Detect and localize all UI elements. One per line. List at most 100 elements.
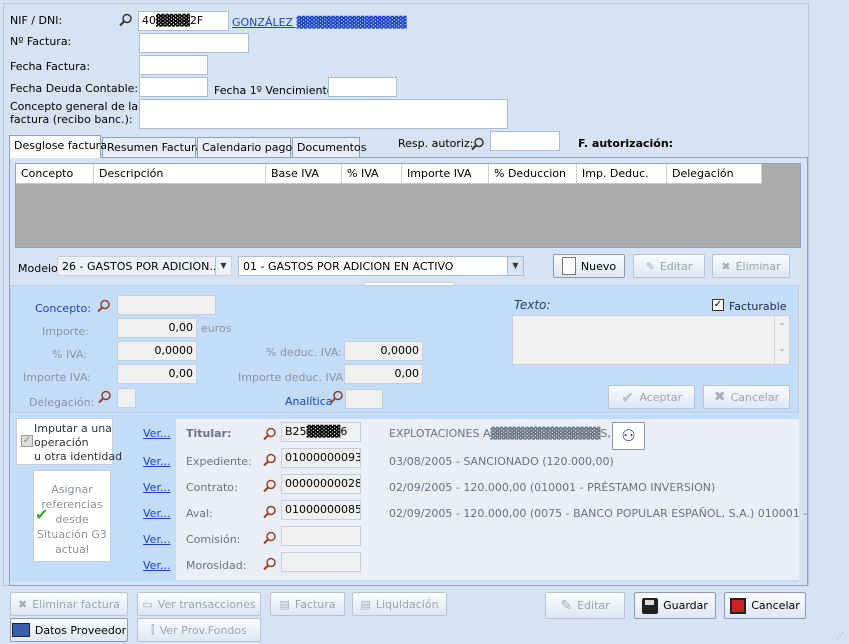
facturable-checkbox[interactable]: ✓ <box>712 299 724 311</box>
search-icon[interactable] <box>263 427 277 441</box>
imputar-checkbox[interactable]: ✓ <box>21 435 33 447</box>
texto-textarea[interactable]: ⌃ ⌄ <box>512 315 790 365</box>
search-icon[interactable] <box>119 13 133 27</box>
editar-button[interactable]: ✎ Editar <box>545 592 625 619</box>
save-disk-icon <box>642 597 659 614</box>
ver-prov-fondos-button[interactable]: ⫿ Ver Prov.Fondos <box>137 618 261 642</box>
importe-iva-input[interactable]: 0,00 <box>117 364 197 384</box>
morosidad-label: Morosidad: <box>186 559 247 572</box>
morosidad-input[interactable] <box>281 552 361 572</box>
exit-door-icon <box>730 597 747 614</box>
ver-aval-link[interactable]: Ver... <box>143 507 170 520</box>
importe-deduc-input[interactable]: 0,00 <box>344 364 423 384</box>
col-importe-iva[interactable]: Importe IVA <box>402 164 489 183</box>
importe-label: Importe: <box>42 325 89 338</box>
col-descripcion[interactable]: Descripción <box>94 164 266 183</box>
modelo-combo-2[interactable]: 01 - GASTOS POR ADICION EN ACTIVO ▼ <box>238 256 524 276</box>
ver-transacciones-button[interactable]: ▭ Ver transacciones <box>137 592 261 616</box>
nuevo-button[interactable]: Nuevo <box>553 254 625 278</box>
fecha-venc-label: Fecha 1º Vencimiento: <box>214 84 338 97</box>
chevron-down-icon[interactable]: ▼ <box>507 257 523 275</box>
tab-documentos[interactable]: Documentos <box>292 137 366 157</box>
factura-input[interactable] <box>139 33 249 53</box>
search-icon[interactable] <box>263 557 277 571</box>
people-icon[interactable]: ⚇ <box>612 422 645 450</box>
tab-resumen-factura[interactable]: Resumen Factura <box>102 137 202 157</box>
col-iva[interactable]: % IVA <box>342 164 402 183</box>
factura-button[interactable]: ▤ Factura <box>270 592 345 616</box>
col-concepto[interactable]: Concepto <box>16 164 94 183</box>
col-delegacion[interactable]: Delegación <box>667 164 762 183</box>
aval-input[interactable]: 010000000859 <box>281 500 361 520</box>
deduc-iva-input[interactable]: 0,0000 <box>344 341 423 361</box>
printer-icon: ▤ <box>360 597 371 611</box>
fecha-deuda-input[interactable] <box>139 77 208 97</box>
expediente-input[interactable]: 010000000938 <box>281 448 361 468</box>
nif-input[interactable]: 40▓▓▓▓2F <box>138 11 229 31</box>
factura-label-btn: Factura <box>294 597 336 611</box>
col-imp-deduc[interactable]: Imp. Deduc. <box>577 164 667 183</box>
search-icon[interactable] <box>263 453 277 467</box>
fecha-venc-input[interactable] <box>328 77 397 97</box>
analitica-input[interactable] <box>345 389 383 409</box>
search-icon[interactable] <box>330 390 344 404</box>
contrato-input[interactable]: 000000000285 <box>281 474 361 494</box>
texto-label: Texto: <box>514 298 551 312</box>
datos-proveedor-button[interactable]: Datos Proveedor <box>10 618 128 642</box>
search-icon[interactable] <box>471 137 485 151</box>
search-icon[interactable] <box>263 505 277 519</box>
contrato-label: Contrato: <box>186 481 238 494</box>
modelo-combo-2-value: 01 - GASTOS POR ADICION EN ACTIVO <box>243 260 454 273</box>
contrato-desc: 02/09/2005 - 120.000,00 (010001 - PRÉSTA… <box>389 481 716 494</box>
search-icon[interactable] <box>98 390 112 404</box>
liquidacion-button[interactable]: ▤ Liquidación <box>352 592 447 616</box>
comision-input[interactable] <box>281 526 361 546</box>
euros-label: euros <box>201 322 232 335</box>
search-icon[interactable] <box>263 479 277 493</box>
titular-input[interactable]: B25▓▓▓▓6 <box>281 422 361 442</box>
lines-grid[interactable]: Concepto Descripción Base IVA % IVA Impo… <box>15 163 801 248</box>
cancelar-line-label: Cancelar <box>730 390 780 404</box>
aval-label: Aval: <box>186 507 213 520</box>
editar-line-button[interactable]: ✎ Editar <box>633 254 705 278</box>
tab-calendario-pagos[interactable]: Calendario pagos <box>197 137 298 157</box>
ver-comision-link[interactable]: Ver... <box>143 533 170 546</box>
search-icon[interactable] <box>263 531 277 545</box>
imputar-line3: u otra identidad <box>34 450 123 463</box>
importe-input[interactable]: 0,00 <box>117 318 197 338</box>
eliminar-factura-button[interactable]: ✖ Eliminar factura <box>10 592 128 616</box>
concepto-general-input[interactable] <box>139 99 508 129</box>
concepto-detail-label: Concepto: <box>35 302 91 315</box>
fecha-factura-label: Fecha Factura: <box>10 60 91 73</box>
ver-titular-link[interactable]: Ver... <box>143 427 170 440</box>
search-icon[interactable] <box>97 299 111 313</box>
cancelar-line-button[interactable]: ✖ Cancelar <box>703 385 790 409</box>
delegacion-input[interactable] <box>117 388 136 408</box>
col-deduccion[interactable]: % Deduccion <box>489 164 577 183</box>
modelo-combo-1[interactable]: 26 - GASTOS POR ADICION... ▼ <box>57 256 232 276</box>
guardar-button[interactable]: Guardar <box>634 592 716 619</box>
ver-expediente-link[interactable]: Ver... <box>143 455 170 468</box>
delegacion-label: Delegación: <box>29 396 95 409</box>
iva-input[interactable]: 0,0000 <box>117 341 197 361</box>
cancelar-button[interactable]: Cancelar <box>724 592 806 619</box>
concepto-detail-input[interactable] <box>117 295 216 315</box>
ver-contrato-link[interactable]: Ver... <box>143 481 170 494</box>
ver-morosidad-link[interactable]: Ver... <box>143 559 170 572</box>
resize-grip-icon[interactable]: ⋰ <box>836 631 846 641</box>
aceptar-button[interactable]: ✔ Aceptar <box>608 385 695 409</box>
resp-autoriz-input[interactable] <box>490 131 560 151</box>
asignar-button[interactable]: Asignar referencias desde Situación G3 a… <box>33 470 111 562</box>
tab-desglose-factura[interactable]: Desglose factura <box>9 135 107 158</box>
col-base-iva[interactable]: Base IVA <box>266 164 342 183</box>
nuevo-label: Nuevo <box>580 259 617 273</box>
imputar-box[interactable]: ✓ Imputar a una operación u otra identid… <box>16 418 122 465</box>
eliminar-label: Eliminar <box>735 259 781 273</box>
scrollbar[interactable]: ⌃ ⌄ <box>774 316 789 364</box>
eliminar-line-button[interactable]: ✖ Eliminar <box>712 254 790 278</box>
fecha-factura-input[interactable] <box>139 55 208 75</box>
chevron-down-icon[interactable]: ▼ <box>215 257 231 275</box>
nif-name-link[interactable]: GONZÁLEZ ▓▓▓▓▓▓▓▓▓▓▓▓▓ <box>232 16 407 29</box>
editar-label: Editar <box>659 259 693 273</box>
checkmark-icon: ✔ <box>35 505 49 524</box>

**Problem requirements**. Reproduce every line of the items above word for word, leaving out the pictures.

**The reply**.
Detect and localize all UI elements. One per line. List at most 100 elements.
facturable-checkbox[interactable]: ✓ <box>712 299 724 311</box>
search-icon[interactable] <box>263 427 277 441</box>
imputar-checkbox[interactable]: ✓ <box>21 435 33 447</box>
texto-textarea[interactable]: ⌃ ⌄ <box>512 315 790 365</box>
search-icon[interactable] <box>119 13 133 27</box>
editar-button[interactable]: ✎ Editar <box>545 592 625 619</box>
save-disk-icon <box>642 597 659 614</box>
ver-prov-fondos-button[interactable]: ⫿ Ver Prov.Fondos <box>137 618 261 642</box>
importe-iva-input[interactable]: 0,00 <box>117 364 197 384</box>
morosidad-label: Morosidad: <box>186 559 247 572</box>
morosidad-input[interactable] <box>281 552 361 572</box>
exit-door-icon <box>730 597 747 614</box>
ver-aval-link[interactable]: Ver... <box>143 507 170 520</box>
importe-deduc-input[interactable]: 0,00 <box>344 364 423 384</box>
col-importe-iva[interactable]: Importe IVA <box>402 164 489 183</box>
importe-label: Importe: <box>42 325 89 338</box>
col-descripcion[interactable]: Descripción <box>94 164 266 183</box>
modelo-combo-2[interactable]: 01 - GASTOS POR ADICION EN ACTIVO ▼ <box>238 256 524 276</box>
ver-transacciones-button[interactable]: ▭ Ver transacciones <box>137 592 261 616</box>
nuevo-button[interactable]: Nuevo <box>553 254 625 278</box>
fecha-venc-label: Fecha 1º Vencimiento: <box>214 84 338 97</box>
chevron-down-icon[interactable]: ▼ <box>507 257 523 275</box>
tab-documentos[interactable]: Documentos <box>292 137 366 157</box>
factura-input[interactable] <box>139 33 249 53</box>
search-icon[interactable] <box>263 557 277 571</box>
people-icon[interactable]: ⚇ <box>612 422 645 450</box>
tab-resumen-factura[interactable]: Resumen Factura <box>102 137 202 157</box>
col-iva[interactable]: % IVA <box>342 164 402 183</box>
factura-button[interactable]: ▤ Factura <box>270 592 345 616</box>
col-concepto[interactable]: Concepto <box>16 164 94 183</box>
col-delegacion[interactable]: Delegación <box>667 164 762 183</box>
aval-input[interactable]: 010000000859 <box>281 500 361 520</box>
deduc-iva-input[interactable]: 0,0000 <box>344 341 423 361</box>
printer-icon: ▤ <box>360 597 371 611</box>
fecha-deuda-input[interactable] <box>139 77 208 97</box>
expediente-input[interactable]: 010000000938 <box>281 448 361 468</box>
nif-input[interactable]: 40▓▓▓▓2F <box>138 11 229 31</box>
factura-label-btn: Factura <box>294 597 336 611</box>
col-imp-deduc[interactable]: Imp. Deduc. <box>577 164 667 183</box>
search-icon[interactable] <box>263 453 277 467</box>
fecha-venc-input[interactable] <box>328 77 397 97</box>
analitica-input[interactable] <box>345 389 383 409</box>
search-icon[interactable] <box>330 390 344 404</box>
contrato-input[interactable]: 000000000285 <box>281 474 361 494</box>
texto-label: Texto: <box>514 298 551 312</box>
datos-proveedor-button[interactable]: Datos Proveedor <box>10 618 128 642</box>
search-icon[interactable] <box>471 137 485 151</box>
search-icon[interactable] <box>263 505 277 519</box>
contrato-label: Contrato: <box>186 481 238 494</box>
modelo-combo-2-value: 01 - GASTOS POR ADICION EN ACTIVO <box>243 260 454 273</box>
contrato-desc: 02/09/2005 - 120.000,00 (010001 - PRÉSTA… <box>389 481 716 494</box>
search-icon[interactable] <box>98 390 112 404</box>
liquidacion-button[interactable]: ▤ Liquidación <box>352 592 447 616</box>
comision-input[interactable] <box>281 526 361 546</box>
euros-label: euros <box>201 322 232 335</box>
search-icon[interactable] <box>263 479 277 493</box>
titular-input[interactable]: B25▓▓▓▓6 <box>281 422 361 442</box>
lines-grid[interactable]: Concepto Descripción Base IVA % IVA Impo… <box>15 163 801 248</box>
cancelar-line-label: Cancelar <box>730 390 780 404</box>
aval-label: Aval: <box>186 507 213 520</box>
editar-line-button[interactable]: ✎ Editar <box>633 254 705 278</box>
tab-calendario-pagos[interactable]: Calendario pagos <box>197 137 298 157</box>
ver-comision-link[interactable]: Ver... <box>143 533 170 546</box>
search-icon[interactable] <box>263 531 277 545</box>
imputar-line3: u otra identidad <box>34 450 123 463</box>
importe-input[interactable]: 0,00 <box>117 318 197 338</box>
eliminar-factura-button[interactable]: ✖ Eliminar factura <box>10 592 128 616</box>
concepto-general-input[interactable] <box>139 99 508 129</box>
concepto-detail-label: Concepto: <box>35 302 91 315</box>
fecha-factura-label: Fecha Factura: <box>10 60 91 73</box>
ver-titular-link[interactable]: Ver... <box>143 427 170 440</box>
search-icon[interactable] <box>97 299 111 313</box>
cancelar-line-button[interactable]: ✖ Cancelar <box>703 385 790 409</box>
delegacion-input[interactable] <box>117 388 136 408</box>
col-deduccion[interactable]: % Deduccion <box>489 164 577 183</box>
modelo-combo-1[interactable]: 26 - GASTOS POR ADICION... ▼ <box>57 256 232 276</box>
guardar-button[interactable]: Guardar <box>634 592 716 619</box>
ver-expediente-link[interactable]: Ver... <box>143 455 170 468</box>
delegacion-label: Delegación: <box>29 396 95 409</box>
iva-input[interactable]: 0,0000 <box>117 341 197 361</box>
cancelar-button[interactable]: Cancelar <box>724 592 806 619</box>
concepto-detail-input[interactable] <box>117 295 216 315</box>
ver-contrato-link[interactable]: Ver... <box>143 481 170 494</box>
ver-morosidad-link[interactable]: Ver... <box>143 559 170 572</box>
resize-grip-icon[interactable]: ⋰ <box>836 631 846 641</box>
aceptar-button[interactable]: ✔ Aceptar <box>608 385 695 409</box>
resp-autoriz-input[interactable] <box>490 131 560 151</box>
asignar-button[interactable]: Asignar referencias desde Situación G3 a… <box>33 470 111 562</box>
tab-desglose-factura[interactable]: Desglose factura <box>9 135 107 158</box>
col-base-iva[interactable]: Base IVA <box>266 164 342 183</box>
nuevo-label: Nuevo <box>580 259 617 273</box>
imputar-box[interactable]: ✓ Imputar a una operación u otra identid… <box>16 418 122 465</box>
eliminar-label: Eliminar <box>735 259 781 273</box>
scrollbar[interactable]: ⌃ ⌄ <box>774 316 789 364</box>
eliminar-line-button[interactable]: ✖ Eliminar <box>712 254 790 278</box>
fecha-factura-input[interactable] <box>139 55 208 75</box>
chevron-down-icon[interactable]: ▼ <box>215 257 231 275</box>
nif-name-link[interactable]: GONZÁLEZ ▓▓▓▓▓▓▓▓▓▓▓▓▓ <box>232 16 407 29</box>
editar-label: Editar <box>659 259 693 273</box>
checkmark-icon: ✔ <box>35 505 49 524</box>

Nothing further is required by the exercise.